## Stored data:
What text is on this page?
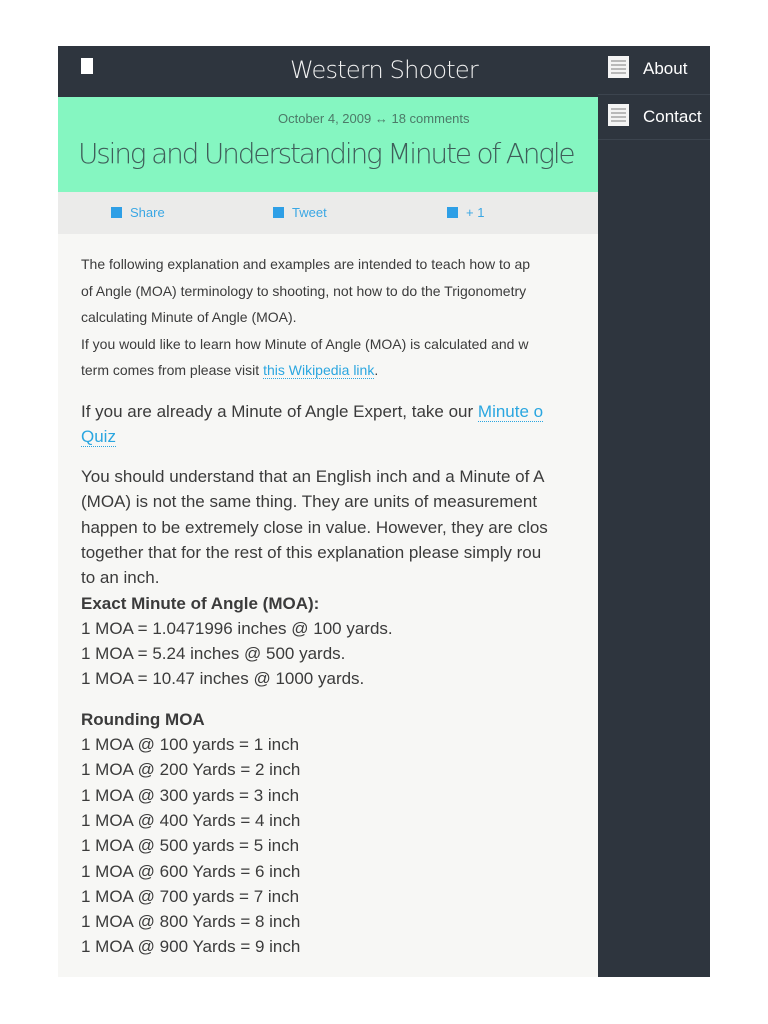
Western Shooter
October 4, 2009 ↔ 18 comments
Using and Understanding Minute of Angle
Share	Tweet	+ 1
The following explanation and examples are intended to teach how to ap
of Angle (MOA) terminology to shooting, not how to do the Trigonometry
calculating Minute of Angle (MOA).
If you would like to learn how Minute of Angle (MOA) is calculated and w
term comes from please visit this Wikipedia link.
If you are already a Minute of Angle Expert, take our Minute o
Quiz
You should understand that an English inch and a Minute of A
(MOA) is not the same thing. They are units of measurement
happen to be extremely close in value. However, they are clos
together that for the rest of this explanation please simply rou
to an inch.
Exact Minute of Angle (MOA):
1 MOA = 1.0471996 inches @ 100 yards.
1 MOA = 5.24 inches @ 500 yards.
1 MOA = 10.47 inches @ 1000 yards.
Rounding MOA
1 MOA @ 100 yards = 1 inch
1 MOA @ 200 Yards = 2 inch
1 MOA @ 300 yards = 3 inch
1 MOA @ 400 Yards = 4 inch
1 MOA @ 500 yards = 5 inch
1 MOA @ 600 Yards = 6 inch
1 MOA @ 700 yards = 7 inch
1 MOA @ 800 Yards = 8 inch
1 MOA @ 900 Yards = 9 inch
About
Contact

## Set task:
Show every line in the entries where the string "explanation" occurs.

## Response to the exercise:
The following explanation and examples are intended to teach how to ap
together that for the rest of this explanation please simply rou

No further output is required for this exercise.